Given problem: Starting at the line that contains "Transcribe the text in this document.", copy each line through the final one exactly as written.

Dataset:
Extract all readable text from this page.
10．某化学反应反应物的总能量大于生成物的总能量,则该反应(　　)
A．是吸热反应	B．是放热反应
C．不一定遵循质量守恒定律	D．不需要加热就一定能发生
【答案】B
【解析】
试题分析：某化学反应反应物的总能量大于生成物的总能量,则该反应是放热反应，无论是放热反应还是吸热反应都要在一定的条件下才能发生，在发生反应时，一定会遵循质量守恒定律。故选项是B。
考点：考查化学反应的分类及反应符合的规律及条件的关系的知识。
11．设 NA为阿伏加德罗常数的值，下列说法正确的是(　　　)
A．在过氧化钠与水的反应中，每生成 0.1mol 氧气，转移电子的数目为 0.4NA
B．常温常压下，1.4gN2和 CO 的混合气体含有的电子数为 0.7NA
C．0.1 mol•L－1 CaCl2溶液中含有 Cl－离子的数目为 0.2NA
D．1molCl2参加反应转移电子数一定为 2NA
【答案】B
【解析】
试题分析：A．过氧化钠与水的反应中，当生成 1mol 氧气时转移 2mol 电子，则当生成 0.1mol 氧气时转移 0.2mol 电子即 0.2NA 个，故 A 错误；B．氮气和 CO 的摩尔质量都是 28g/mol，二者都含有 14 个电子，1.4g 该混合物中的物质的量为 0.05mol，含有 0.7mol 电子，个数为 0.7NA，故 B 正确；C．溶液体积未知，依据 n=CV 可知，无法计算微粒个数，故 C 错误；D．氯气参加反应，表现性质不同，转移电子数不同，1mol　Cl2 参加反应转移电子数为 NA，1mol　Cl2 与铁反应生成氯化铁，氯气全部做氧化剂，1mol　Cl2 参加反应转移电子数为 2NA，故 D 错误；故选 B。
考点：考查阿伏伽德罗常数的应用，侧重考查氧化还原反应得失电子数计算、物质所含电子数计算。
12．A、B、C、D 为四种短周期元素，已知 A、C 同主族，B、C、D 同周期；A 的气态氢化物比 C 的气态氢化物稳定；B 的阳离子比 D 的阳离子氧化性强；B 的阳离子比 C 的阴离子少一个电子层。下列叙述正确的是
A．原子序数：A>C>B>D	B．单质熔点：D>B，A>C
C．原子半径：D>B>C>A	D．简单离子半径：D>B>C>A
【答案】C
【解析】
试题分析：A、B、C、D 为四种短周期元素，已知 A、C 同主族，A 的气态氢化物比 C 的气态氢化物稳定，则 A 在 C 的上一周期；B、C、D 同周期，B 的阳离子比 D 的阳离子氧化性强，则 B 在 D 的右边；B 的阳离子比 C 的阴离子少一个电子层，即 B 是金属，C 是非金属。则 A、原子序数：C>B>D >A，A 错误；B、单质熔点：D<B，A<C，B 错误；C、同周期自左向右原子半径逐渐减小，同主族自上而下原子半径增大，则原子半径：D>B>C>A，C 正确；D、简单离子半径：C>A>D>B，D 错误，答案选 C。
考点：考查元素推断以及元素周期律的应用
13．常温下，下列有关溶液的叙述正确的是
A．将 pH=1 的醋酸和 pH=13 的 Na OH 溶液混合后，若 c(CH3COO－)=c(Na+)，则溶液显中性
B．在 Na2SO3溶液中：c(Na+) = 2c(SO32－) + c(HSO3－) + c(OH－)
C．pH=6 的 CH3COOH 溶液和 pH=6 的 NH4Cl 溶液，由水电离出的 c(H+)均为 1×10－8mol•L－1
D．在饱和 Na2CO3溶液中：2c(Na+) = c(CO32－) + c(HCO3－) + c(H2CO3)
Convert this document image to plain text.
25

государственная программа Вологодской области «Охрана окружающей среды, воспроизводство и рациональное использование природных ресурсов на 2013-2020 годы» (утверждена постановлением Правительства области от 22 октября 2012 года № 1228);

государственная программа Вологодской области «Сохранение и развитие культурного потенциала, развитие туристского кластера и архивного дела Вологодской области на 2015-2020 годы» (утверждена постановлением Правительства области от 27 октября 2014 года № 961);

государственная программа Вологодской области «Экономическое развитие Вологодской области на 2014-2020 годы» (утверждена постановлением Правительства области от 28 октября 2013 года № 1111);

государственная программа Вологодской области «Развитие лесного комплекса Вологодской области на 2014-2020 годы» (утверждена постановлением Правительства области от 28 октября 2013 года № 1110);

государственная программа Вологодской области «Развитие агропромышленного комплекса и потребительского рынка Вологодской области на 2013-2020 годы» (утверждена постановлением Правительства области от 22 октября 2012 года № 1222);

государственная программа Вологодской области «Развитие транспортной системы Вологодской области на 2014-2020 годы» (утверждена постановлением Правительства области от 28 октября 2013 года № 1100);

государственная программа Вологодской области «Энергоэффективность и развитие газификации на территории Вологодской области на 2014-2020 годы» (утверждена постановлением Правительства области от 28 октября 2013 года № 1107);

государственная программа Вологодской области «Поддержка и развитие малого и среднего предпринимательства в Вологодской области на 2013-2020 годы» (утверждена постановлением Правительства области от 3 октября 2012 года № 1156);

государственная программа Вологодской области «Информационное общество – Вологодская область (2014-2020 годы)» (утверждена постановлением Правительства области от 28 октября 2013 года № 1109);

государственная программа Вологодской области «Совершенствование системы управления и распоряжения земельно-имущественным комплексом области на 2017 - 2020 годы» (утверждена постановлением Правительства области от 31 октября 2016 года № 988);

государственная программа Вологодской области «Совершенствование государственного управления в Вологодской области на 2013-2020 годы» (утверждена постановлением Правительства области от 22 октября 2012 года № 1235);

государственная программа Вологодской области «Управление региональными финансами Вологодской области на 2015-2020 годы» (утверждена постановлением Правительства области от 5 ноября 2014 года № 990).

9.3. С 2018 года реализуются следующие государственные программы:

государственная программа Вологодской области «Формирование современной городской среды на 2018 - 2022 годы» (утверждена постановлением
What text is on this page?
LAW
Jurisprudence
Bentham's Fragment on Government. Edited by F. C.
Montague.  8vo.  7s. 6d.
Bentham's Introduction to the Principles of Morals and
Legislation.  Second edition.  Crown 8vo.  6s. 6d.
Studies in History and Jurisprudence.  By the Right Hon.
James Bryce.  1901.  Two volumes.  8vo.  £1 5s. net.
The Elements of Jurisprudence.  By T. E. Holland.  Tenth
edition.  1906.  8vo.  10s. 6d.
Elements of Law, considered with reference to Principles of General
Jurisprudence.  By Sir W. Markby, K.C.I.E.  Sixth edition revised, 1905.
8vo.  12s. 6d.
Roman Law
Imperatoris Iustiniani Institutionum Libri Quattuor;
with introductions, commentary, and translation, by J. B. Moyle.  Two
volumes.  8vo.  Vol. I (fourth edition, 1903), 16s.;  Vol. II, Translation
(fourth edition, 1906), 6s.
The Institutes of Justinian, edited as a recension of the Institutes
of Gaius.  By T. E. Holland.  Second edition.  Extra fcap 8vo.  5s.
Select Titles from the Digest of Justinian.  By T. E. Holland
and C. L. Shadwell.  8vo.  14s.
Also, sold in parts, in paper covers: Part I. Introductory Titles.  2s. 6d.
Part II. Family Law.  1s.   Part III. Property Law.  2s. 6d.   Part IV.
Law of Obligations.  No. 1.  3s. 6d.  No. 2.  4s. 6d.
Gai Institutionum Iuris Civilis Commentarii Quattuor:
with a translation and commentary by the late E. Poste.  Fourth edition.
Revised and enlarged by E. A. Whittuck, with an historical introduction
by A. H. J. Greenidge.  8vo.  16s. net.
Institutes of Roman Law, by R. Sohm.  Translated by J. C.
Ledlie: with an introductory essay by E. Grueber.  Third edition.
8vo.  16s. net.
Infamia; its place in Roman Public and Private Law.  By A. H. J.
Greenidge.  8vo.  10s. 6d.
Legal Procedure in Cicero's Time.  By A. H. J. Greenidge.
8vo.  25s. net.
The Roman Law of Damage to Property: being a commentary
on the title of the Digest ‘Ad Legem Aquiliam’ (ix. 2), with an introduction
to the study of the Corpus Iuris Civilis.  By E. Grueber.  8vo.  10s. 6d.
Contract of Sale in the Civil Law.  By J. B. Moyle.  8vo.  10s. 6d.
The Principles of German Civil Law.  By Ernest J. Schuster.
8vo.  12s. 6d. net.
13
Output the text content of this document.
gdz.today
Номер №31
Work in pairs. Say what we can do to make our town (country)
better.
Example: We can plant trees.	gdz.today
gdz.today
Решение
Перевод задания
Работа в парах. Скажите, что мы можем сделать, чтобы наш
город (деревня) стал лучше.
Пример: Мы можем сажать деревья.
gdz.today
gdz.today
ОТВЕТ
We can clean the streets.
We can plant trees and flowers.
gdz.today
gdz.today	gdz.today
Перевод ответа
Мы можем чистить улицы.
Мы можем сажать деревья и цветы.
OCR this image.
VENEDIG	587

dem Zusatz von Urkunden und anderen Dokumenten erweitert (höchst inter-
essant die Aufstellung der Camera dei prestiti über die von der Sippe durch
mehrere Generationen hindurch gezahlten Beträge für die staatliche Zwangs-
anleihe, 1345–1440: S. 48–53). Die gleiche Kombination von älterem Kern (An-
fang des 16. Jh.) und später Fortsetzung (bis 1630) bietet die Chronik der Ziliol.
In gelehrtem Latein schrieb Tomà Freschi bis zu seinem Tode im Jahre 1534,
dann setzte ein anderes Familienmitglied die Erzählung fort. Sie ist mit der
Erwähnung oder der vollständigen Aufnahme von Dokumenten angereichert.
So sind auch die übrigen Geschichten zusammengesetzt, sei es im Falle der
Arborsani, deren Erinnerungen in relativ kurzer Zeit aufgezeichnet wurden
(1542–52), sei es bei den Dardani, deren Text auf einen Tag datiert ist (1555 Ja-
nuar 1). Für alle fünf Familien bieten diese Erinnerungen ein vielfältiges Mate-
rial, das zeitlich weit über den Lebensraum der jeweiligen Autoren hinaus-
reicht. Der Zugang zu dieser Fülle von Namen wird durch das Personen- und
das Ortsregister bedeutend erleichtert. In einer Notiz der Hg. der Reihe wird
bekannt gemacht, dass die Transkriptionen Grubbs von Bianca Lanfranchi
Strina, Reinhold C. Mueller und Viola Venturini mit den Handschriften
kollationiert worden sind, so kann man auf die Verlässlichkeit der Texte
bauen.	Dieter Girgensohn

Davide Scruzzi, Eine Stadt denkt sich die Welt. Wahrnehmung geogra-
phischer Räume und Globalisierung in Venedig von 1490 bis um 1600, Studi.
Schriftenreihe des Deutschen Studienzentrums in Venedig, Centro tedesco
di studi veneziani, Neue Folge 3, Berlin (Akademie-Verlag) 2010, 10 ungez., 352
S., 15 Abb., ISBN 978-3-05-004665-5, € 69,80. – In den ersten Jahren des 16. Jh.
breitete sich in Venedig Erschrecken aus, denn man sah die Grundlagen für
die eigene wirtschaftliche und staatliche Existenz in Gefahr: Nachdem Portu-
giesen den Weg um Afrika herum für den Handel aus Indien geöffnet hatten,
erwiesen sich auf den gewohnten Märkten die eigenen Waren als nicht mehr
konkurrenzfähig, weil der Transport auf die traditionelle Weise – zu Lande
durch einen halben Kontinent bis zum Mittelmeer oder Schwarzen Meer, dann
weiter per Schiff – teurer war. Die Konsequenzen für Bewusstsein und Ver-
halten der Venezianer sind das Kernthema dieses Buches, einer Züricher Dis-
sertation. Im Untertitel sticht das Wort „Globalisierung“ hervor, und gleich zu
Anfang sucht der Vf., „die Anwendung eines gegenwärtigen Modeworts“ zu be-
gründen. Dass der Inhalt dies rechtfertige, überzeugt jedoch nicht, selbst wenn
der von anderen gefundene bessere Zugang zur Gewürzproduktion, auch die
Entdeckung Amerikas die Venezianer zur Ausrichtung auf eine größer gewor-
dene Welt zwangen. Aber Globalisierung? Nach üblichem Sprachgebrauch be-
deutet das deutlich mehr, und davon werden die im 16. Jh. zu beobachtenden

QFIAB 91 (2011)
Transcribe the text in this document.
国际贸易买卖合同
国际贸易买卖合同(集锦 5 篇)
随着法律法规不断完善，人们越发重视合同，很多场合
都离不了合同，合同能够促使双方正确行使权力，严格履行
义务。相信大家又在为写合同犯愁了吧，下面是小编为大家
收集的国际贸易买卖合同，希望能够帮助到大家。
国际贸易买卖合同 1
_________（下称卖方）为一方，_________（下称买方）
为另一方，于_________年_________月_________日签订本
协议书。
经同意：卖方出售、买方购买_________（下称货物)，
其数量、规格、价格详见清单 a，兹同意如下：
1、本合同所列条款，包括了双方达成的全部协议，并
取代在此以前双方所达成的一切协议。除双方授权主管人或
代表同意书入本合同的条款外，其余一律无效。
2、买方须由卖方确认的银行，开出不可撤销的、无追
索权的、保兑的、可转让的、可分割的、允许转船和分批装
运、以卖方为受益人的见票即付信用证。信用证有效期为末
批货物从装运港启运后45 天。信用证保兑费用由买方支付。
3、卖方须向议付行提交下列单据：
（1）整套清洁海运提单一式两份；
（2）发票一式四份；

Response for this exercise:
Transcribe the text in this document.
国际贸易买卖合同
国际贸易买卖合同(集锦 5 篇)
随着法律法规不断完善，人们越发重视合同，很多场合
都离不了合同，合同能够促使双方正确行使权力，严格履行
义务。相信大家又在为写合同犯愁了吧，下面是小编为大家
收集的国际贸易买卖合同，希望能够帮助到大家。
国际贸易买卖合同 1
_________（下称卖方）为一方，_________（下称买方）
为另一方，于_________年_________月_________日签订本
协议书。
经同意：卖方出售、买方购买_________（下称货物)，
其数量、规格、价格详见清单 a，兹同意如下：
1、本合同所列条款，包括了双方达成的全部协议，并
取代在此以前双方所达成的一切协议。除双方授权主管人或
代表同意书入本合同的条款外，其余一律无效。
2、买方须由卖方确认的银行，开出不可撤销的、无追
索权的、保兑的、可转让的、可分割的、允许转船和分批装
运、以卖方为受益人的见票即付信用证。信用证有效期为末
批货物从装运港启运后45 天。信用证保兑费用由买方支付。
3、卖方须向议付行提交下列单据：
（1）整套清洁海运提单一式两份；
（2）发票一式四份；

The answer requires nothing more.